#### INSTRUCTIONS TO FOLLOW:
Count the lines below that include the word "κρόκους" and write that number alone.

···

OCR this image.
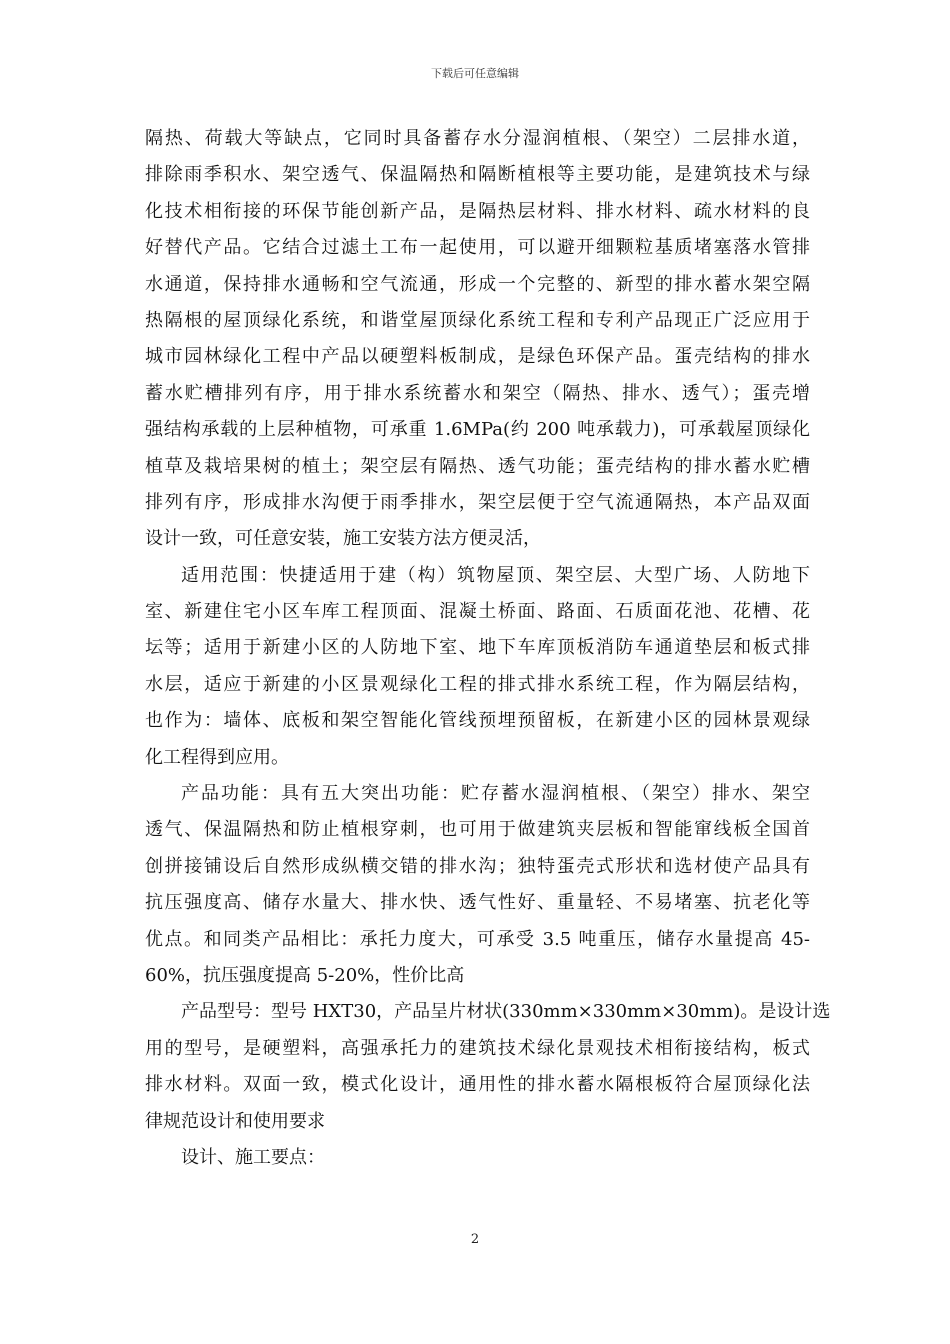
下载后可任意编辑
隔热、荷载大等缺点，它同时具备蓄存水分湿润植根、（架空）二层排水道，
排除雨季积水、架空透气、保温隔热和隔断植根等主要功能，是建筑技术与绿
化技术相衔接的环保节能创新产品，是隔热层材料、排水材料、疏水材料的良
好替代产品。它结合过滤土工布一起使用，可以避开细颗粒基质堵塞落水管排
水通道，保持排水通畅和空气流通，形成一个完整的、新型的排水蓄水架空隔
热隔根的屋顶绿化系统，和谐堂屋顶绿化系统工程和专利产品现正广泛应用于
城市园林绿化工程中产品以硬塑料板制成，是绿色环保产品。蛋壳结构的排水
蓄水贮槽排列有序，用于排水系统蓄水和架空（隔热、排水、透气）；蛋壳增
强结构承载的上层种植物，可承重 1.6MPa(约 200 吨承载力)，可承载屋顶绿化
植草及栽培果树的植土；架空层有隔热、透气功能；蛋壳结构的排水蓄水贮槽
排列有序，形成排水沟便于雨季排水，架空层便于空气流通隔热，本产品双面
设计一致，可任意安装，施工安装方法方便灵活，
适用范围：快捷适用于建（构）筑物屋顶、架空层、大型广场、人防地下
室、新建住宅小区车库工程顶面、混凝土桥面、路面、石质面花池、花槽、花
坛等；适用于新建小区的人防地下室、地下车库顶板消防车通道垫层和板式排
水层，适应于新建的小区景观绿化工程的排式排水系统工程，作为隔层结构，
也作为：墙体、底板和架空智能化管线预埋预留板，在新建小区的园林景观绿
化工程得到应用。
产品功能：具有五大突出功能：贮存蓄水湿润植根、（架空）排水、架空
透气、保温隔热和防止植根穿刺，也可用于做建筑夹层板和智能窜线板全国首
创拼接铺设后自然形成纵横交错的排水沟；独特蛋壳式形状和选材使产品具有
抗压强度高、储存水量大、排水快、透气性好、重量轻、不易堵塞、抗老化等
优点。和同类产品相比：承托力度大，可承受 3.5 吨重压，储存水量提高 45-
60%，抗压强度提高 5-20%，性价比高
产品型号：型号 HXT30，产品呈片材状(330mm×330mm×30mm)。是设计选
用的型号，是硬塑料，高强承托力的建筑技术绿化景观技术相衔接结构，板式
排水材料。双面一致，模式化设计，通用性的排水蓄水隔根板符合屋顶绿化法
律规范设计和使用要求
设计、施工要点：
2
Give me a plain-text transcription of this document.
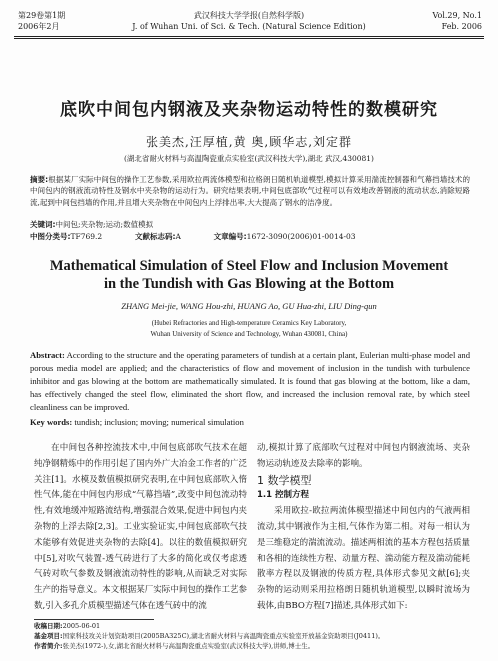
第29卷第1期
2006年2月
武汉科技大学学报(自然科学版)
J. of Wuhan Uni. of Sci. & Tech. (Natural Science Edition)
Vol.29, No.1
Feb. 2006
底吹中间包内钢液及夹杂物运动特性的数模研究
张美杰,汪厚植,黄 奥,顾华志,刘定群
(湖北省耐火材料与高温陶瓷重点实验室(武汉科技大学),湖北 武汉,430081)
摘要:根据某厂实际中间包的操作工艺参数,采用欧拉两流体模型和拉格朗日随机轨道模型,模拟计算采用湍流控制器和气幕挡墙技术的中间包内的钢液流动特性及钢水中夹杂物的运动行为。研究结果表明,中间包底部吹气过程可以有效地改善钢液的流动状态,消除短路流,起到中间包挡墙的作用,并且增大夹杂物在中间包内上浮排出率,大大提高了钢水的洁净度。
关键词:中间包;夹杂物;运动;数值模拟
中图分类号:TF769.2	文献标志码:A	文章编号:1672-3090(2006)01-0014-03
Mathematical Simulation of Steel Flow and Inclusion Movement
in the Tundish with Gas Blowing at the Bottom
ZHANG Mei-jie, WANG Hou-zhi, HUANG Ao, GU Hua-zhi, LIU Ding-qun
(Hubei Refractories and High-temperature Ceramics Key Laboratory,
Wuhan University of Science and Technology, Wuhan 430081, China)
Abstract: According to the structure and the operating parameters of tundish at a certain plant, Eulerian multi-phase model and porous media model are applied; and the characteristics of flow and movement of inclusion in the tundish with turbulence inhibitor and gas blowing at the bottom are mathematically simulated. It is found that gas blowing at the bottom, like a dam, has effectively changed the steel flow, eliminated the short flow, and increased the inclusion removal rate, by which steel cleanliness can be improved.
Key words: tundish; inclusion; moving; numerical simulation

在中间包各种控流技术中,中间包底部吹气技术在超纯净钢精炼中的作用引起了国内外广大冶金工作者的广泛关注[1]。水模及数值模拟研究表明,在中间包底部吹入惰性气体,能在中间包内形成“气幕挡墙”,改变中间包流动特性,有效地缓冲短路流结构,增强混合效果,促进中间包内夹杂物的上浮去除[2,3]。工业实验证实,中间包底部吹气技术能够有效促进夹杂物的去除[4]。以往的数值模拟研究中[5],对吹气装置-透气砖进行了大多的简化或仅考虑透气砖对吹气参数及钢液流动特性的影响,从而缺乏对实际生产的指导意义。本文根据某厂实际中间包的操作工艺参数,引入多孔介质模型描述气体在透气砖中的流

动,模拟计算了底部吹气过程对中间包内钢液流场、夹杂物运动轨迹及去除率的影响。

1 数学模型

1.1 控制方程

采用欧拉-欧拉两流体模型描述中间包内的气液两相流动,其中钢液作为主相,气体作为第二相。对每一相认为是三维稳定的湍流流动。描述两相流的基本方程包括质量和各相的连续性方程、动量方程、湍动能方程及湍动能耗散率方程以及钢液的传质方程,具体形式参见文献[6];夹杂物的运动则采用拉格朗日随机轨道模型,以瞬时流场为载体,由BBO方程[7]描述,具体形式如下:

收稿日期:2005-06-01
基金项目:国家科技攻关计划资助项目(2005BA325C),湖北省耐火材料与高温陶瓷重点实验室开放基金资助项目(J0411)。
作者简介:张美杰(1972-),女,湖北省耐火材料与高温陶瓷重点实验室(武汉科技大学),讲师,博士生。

···

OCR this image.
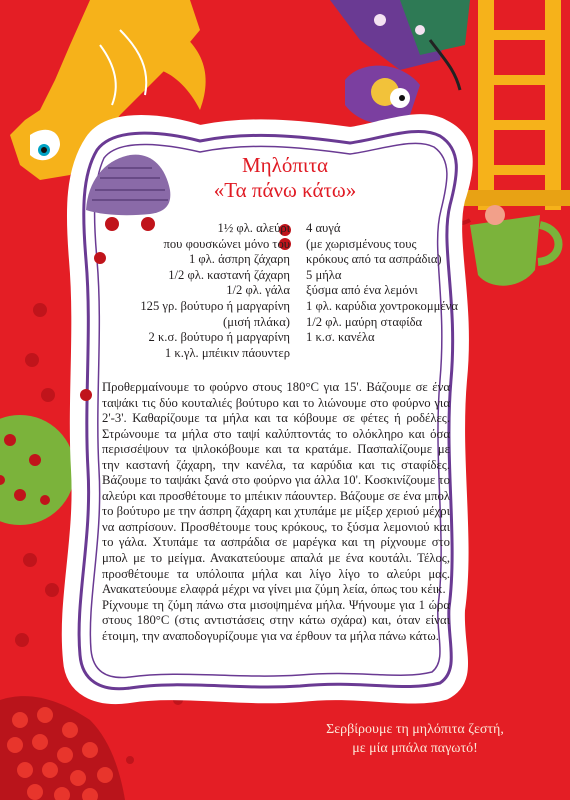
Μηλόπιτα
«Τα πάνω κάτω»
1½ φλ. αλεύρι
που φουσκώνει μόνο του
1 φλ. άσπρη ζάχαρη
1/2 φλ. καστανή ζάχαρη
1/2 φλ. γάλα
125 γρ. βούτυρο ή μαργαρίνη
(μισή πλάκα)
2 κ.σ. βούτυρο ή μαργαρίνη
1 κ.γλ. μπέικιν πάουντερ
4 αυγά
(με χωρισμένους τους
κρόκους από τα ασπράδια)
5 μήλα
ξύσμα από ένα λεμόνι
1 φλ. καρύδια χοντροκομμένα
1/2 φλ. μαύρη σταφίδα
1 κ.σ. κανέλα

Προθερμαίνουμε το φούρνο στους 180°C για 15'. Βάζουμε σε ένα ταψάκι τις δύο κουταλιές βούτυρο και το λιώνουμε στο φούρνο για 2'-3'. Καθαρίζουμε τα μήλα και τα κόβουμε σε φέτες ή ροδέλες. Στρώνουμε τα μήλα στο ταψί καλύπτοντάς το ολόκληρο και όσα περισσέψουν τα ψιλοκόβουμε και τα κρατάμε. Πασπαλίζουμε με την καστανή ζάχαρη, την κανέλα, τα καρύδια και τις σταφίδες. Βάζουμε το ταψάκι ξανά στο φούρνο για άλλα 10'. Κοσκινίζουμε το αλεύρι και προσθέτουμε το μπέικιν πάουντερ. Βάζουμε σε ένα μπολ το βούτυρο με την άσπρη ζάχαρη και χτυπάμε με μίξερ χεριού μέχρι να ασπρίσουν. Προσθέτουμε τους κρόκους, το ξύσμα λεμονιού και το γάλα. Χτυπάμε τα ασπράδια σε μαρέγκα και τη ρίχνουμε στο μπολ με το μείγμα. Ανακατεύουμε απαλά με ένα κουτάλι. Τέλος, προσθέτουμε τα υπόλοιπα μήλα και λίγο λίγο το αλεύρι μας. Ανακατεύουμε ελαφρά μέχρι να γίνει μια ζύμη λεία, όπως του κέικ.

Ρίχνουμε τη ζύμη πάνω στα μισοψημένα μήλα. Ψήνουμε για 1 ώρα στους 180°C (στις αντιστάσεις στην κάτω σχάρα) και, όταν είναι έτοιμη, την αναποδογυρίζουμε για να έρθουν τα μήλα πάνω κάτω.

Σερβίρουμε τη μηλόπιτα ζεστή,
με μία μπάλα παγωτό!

···

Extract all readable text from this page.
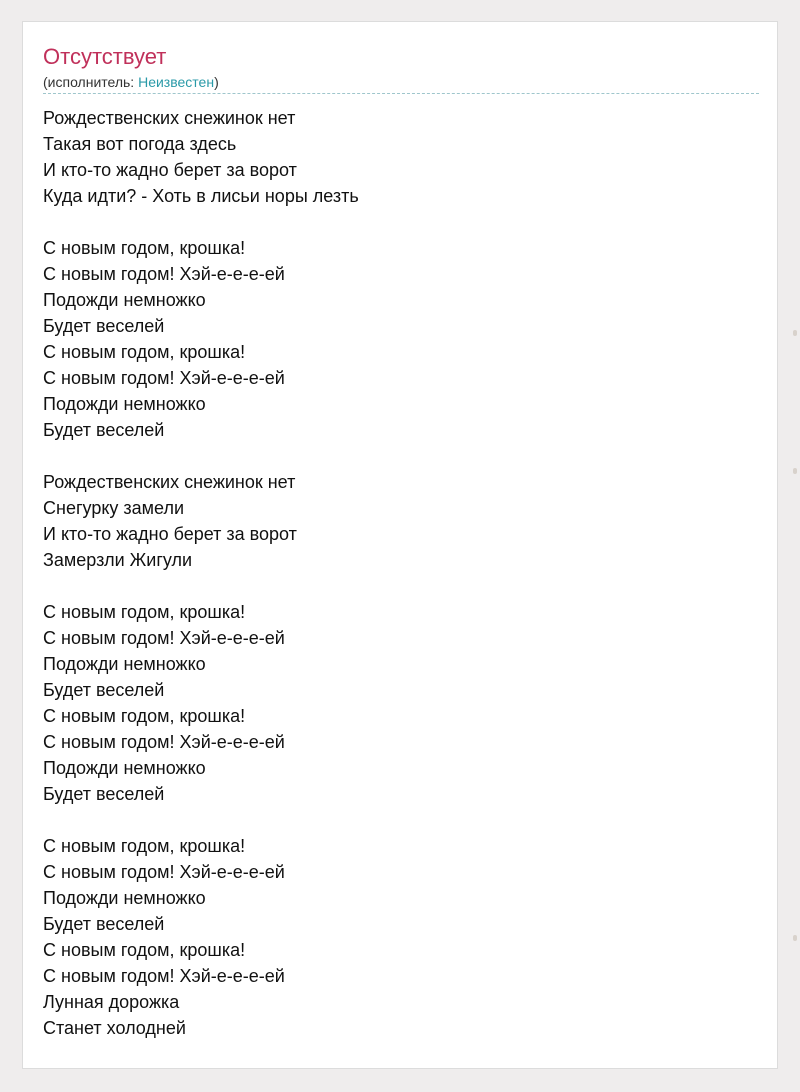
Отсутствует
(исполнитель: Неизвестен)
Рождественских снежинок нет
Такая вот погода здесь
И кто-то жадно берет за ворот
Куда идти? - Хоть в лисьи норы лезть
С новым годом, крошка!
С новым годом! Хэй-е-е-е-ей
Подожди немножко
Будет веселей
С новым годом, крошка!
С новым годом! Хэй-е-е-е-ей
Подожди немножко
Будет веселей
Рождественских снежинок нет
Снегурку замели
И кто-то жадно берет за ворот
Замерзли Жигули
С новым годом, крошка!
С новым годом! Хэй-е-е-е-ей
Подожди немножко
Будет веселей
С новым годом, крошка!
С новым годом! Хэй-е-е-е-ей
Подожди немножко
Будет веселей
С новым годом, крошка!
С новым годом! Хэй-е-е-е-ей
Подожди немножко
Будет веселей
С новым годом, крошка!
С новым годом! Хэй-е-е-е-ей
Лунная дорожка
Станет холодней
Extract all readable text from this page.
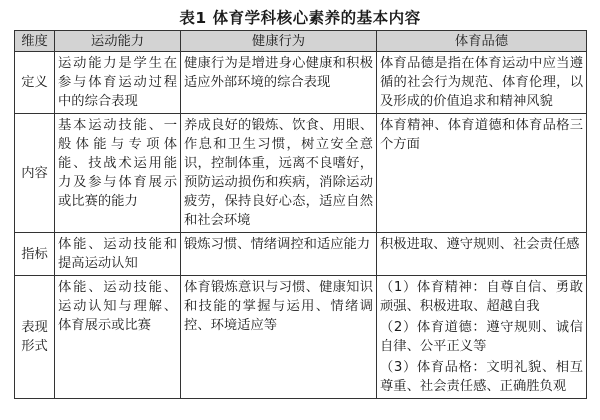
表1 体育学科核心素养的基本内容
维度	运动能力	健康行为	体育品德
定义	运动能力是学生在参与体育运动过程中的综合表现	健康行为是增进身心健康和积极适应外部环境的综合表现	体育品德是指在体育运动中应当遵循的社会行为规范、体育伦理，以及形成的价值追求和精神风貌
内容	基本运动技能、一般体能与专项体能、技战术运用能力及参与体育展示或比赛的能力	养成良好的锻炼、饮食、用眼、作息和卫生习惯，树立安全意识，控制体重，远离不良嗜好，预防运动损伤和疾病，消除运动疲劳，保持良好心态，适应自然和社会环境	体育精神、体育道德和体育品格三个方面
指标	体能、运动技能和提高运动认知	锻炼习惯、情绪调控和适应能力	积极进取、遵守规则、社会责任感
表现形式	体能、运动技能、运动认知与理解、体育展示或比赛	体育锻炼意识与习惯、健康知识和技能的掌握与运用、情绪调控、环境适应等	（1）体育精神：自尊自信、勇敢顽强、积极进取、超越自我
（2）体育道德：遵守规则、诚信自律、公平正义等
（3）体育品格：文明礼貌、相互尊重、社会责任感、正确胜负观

···

#### EXERCISE ANSWER:
2